### What is expected
Locate the lines where "JSON" occurs and copy them as they stand.

** Begin **

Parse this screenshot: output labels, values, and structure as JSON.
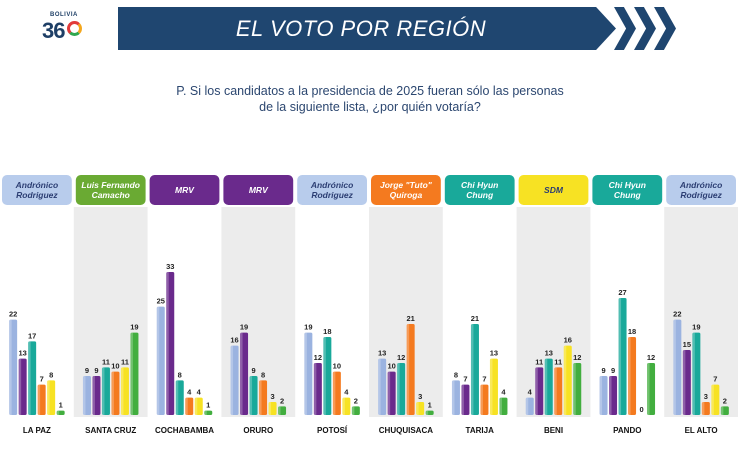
{
  "header": {
    "logo_small": "BOLIVIA",
    "logo_big": "36",
    "title": "EL VOTO POR REGIÓN"
  },
  "question": {
    "line1": "P. Si los candidatos a la presidencia de 2025 fueran sólo las personas",
    "line2": "de la siguiente lista, ¿por quién votaría?"
  },
  "colors": {
    "banner": "#1f4670",
    "series": [
      "#9bb3e0",
      "#6a2a8c",
      "#19a99a",
      "#f47a1f",
      "#f7e223",
      "#42ae3f"
    ]
  },
  "chart_data": {
    "type": "bar",
    "ylim": [
      0,
      35
    ],
    "categories": [
      "LA PAZ",
      "SANTA CRUZ",
      "COCHABAMBA",
      "ORURO",
      "POTOSÍ",
      "CHUQUISACA",
      "TARIJA",
      "BENI",
      "PANDO",
      "EL ALTO"
    ],
    "leaders": [
      {
        "name": "Andrónico Rodriguez",
        "bg": "#b8ccec",
        "fg": "#2c3e73"
      },
      {
        "name": "Luis Fernando Camacho",
        "bg": "#6aaa33",
        "fg": "#ffffff"
      },
      {
        "name": "MRV",
        "bg": "#6a2a8c",
        "fg": "#ffffff"
      },
      {
        "name": "MRV",
        "bg": "#6a2a8c",
        "fg": "#ffffff"
      },
      {
        "name": "Andrónico Rodriguez",
        "bg": "#b8ccec",
        "fg": "#2c3e73"
      },
      {
        "name": "Jorge \"Tuto\" Quiroga",
        "bg": "#f47a1f",
        "fg": "#ffffff"
      },
      {
        "name": "Chi Hyun Chung",
        "bg": "#19a99a",
        "fg": "#ffffff"
      },
      {
        "name": "SDM",
        "bg": "#f7e223",
        "fg": "#2c3e73"
      },
      {
        "name": "Chi Hyun Chung",
        "bg": "#19a99a",
        "fg": "#ffffff"
      },
      {
        "name": "Andrónico Rodriguez",
        "bg": "#b8ccec",
        "fg": "#2c3e73"
      }
    ],
    "values": [
      [
        22,
        13,
        17,
        7,
        8,
        1
      ],
      [
        9,
        9,
        11,
        10,
        11,
        19
      ],
      [
        25,
        33,
        8,
        4,
        4,
        1
      ],
      [
        16,
        19,
        9,
        8,
        3,
        2
      ],
      [
        19,
        12,
        18,
        10,
        4,
        2
      ],
      [
        13,
        10,
        12,
        21,
        3,
        1
      ],
      [
        8,
        7,
        21,
        7,
        13,
        4
      ],
      [
        4,
        11,
        13,
        11,
        16,
        12
      ],
      [
        9,
        9,
        27,
        18,
        0,
        12
      ],
      [
        22,
        15,
        19,
        3,
        7,
        2
      ]
    ]
  }
}
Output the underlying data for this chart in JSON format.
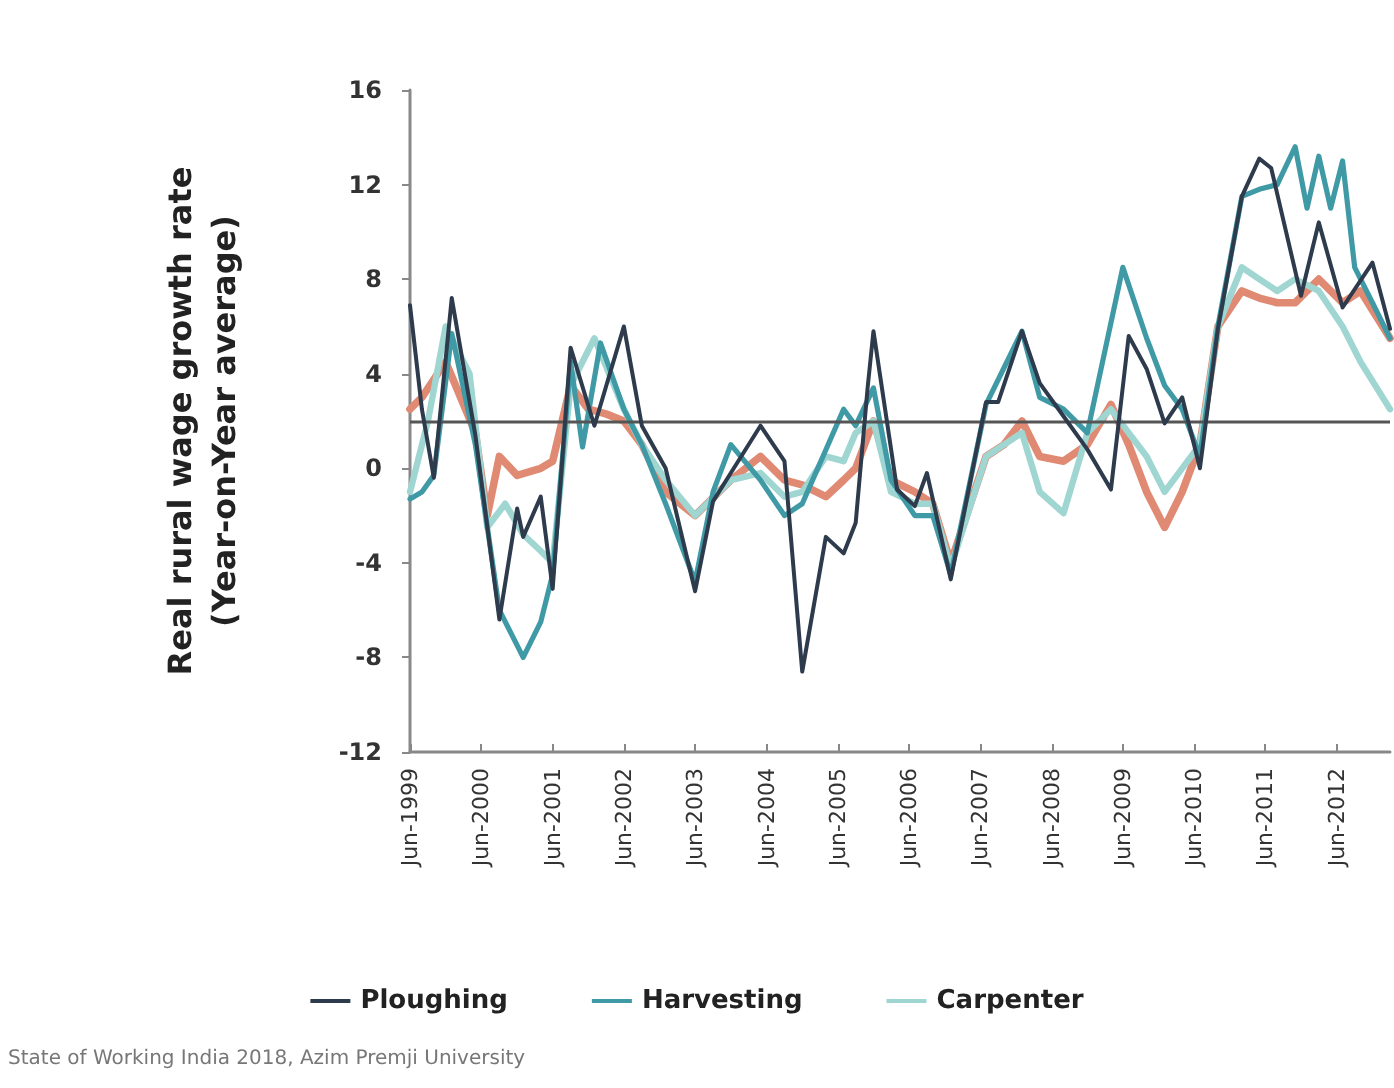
{
  "chart_data": {
    "type": "line",
    "ylabel": "Real rural wage growth rate\n(Year-on-Year average)",
    "annotations": [
      "State of Working India 2018, Azim Premji University"
    ],
    "xlim": [
      "1999-06",
      "2013-03"
    ],
    "xticks": [
      {
        "value": "1999-06",
        "label": "Jun-1999"
      },
      {
        "value": "2000-06",
        "label": "Jun-2000"
      },
      {
        "value": "2001-06",
        "label": "Jun-2001"
      },
      {
        "value": "2002-06",
        "label": "Jun-2002"
      },
      {
        "value": "2003-06",
        "label": "Jun-2003"
      },
      {
        "value": "2004-06",
        "label": "Jun-2004"
      },
      {
        "value": "2005-06",
        "label": "Jun-2005"
      },
      {
        "value": "2006-06",
        "label": "Jun-2006"
      },
      {
        "value": "2007-06",
        "label": "Jun-2007"
      },
      {
        "value": "2008-06",
        "label": "Jun-2008"
      },
      {
        "value": "2009-06",
        "label": "Jun-2009"
      },
      {
        "value": "2010-06",
        "label": "Jun-2010"
      },
      {
        "value": "2011-06",
        "label": "Jun-2011"
      },
      {
        "value": "2012-06",
        "label": "Jun-2012"
      }
    ],
    "ylim": [
      -12,
      16
    ],
    "yticks": [
      -12,
      -8,
      -4,
      0,
      4,
      8,
      12,
      16
    ],
    "grid": false,
    "legend": "bottom",
    "marker": "none",
    "line_style": "solid",
    "ref_lines": [
      {
        "axis": "y",
        "value": 2,
        "color": "#555555"
      }
    ],
    "series": [
      {
        "color": "#e08a74",
        "x": [
          "1999-06",
          "1999-08",
          "1999-12",
          "2000-05",
          "2000-07",
          "2000-09",
          "2000-12",
          "2001-04",
          "2001-06",
          "2001-09",
          "2001-12",
          "2002-03",
          "2002-06",
          "2002-09",
          "2003-01",
          "2003-06",
          "2003-12",
          "2004-05",
          "2004-09",
          "2004-12",
          "2005-04",
          "2005-07",
          "2005-09",
          "2005-12",
          "2006-03",
          "2006-07",
          "2006-10",
          "2007-01",
          "2007-07",
          "2007-10",
          "2008-01",
          "2008-04",
          "2008-08",
          "2008-12",
          "2009-04",
          "2009-07",
          "2009-10",
          "2010-01",
          "2010-04",
          "2010-07",
          "2010-10",
          "2011-02",
          "2011-05",
          "2011-08",
          "2011-11",
          "2012-03",
          "2012-07",
          "2012-10",
          "2013-03"
        ],
        "values": [
          2.5,
          3,
          4.5,
          1.5,
          -2,
          0.5,
          -0.3,
          0,
          0.3,
          3.5,
          2.5,
          2.3,
          2,
          1,
          -1,
          -2,
          -0.5,
          0.5,
          -0.5,
          -0.7,
          -1.2,
          -0.5,
          0,
          2,
          -0.5,
          -1,
          -1.5,
          -4,
          0.5,
          1,
          2,
          0.5,
          0.3,
          1,
          2.7,
          1,
          -1,
          -2.5,
          -1,
          1,
          6,
          7.5,
          7.2,
          7,
          7,
          8,
          7,
          7.5,
          5.5
        ]
      },
      {
        "name": "Carpenter",
        "color": "#9fd6d2",
        "x": [
          "1999-06",
          "1999-09",
          "1999-12",
          "2000-04",
          "2000-07",
          "2000-10",
          "2001-01",
          "2001-04",
          "2001-06",
          "2001-09",
          "2002-01",
          "2002-06",
          "2002-09",
          "2003-01",
          "2003-06",
          "2003-12",
          "2004-05",
          "2004-09",
          "2004-12",
          "2005-04",
          "2005-07",
          "2005-09",
          "2005-12",
          "2006-03",
          "2006-07",
          "2006-10",
          "2007-01",
          "2007-07",
          "2007-10",
          "2008-01",
          "2008-04",
          "2008-08",
          "2008-12",
          "2009-04",
          "2009-07",
          "2009-10",
          "2010-01",
          "2010-07",
          "2010-10",
          "2011-02",
          "2011-05",
          "2011-08",
          "2011-11",
          "2012-03",
          "2012-07",
          "2012-10",
          "2013-03"
        ],
        "values": [
          -1,
          2,
          6,
          4,
          -2.5,
          -1.5,
          -2.8,
          -3.5,
          -4,
          3.5,
          5.5,
          2.5,
          1,
          -0.5,
          -2,
          -0.5,
          -0.2,
          -1.2,
          -1,
          0.5,
          0.3,
          1.5,
          2,
          -1,
          -1.5,
          -1.5,
          -4.2,
          0.5,
          1,
          1.5,
          -1,
          -1.9,
          1.5,
          2.5,
          1.5,
          0.5,
          -1,
          1,
          6,
          8.5,
          8,
          7.5,
          8,
          7.5,
          6,
          4.5,
          2.5
        ]
      },
      {
        "name": "Harvesting",
        "color": "#3f9aa6",
        "x": [
          "1999-06",
          "1999-08",
          "1999-10",
          "2000-01",
          "2000-05",
          "2000-09",
          "2001-01",
          "2001-04",
          "2001-06",
          "2001-09",
          "2001-11",
          "2002-02",
          "2002-06",
          "2002-09",
          "2003-01",
          "2003-06",
          "2003-09",
          "2003-12",
          "2004-05",
          "2004-09",
          "2004-12",
          "2005-07",
          "2005-09",
          "2005-12",
          "2006-03",
          "2006-07",
          "2006-10",
          "2007-01",
          "2007-07",
          "2008-01",
          "2008-04",
          "2008-08",
          "2008-12",
          "2009-06",
          "2009-10",
          "2010-01",
          "2010-04",
          "2010-07",
          "2010-10",
          "2011-02",
          "2011-05",
          "2011-08",
          "2011-11",
          "2012-01",
          "2012-03",
          "2012-05",
          "2012-07",
          "2012-09",
          "2012-12",
          "2013-03"
        ],
        "values": [
          -1.3,
          -1,
          -0.3,
          5.7,
          1,
          -6,
          -8,
          -6.5,
          -4.5,
          4.5,
          0.9,
          5.3,
          2.5,
          1,
          -1.5,
          -4.8,
          -1,
          1,
          -0.5,
          -2,
          -1.5,
          2.5,
          1.8,
          3.4,
          -0.5,
          -2,
          -2,
          -4.5,
          2.7,
          5.8,
          3,
          2.5,
          1.5,
          8.5,
          5.5,
          3.5,
          2.5,
          0.5,
          6,
          11.5,
          11.8,
          12,
          13.6,
          11,
          13.2,
          11,
          13,
          8.5,
          7,
          5.5
        ]
      },
      {
        "name": "Ploughing",
        "color": "#2d3b4c",
        "x": [
          "1999-06",
          "1999-08",
          "1999-10",
          "2000-01",
          "2000-05",
          "2000-09",
          "2000-12",
          "2001-01",
          "2001-04",
          "2001-06",
          "2001-09",
          "2002-01",
          "2002-06",
          "2002-09",
          "2003-01",
          "2003-06",
          "2003-09",
          "2003-12",
          "2004-05",
          "2004-09",
          "2004-12",
          "2005-04",
          "2005-07",
          "2005-09",
          "2005-11",
          "2005-12",
          "2006-04",
          "2006-07",
          "2006-09",
          "2007-01",
          "2007-07",
          "2007-09",
          "2008-01",
          "2008-04",
          "2008-08",
          "2008-12",
          "2009-04",
          "2009-07",
          "2009-10",
          "2010-01",
          "2010-04",
          "2010-07",
          "2010-10",
          "2011-02",
          "2011-05",
          "2011-07",
          "2011-12",
          "2012-03",
          "2012-07",
          "2012-12",
          "2013-03"
        ],
        "values": [
          6.9,
          2.5,
          -0.4,
          7.2,
          1.4,
          -6.4,
          -1.7,
          -2.9,
          -1.2,
          -5.1,
          5.1,
          1.8,
          6,
          1.8,
          0,
          -5.2,
          -1.4,
          -0.2,
          1.8,
          0.3,
          -8.6,
          -2.9,
          -3.6,
          -2.3,
          3.4,
          5.8,
          -0.9,
          -1.6,
          -0.2,
          -4.7,
          2.8,
          2.8,
          5.8,
          3.6,
          2.2,
          0.8,
          -0.9,
          5.6,
          4.2,
          1.9,
          3,
          0,
          5.9,
          11.5,
          13.1,
          12.7,
          7.3,
          10.4,
          6.8,
          8.7,
          5.9
        ]
      }
    ]
  }
}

** End **

### Completed exercise
Parse this screenshot: output labels, values, and structure as JSON.
Output the underlying data for this chart in JSON format.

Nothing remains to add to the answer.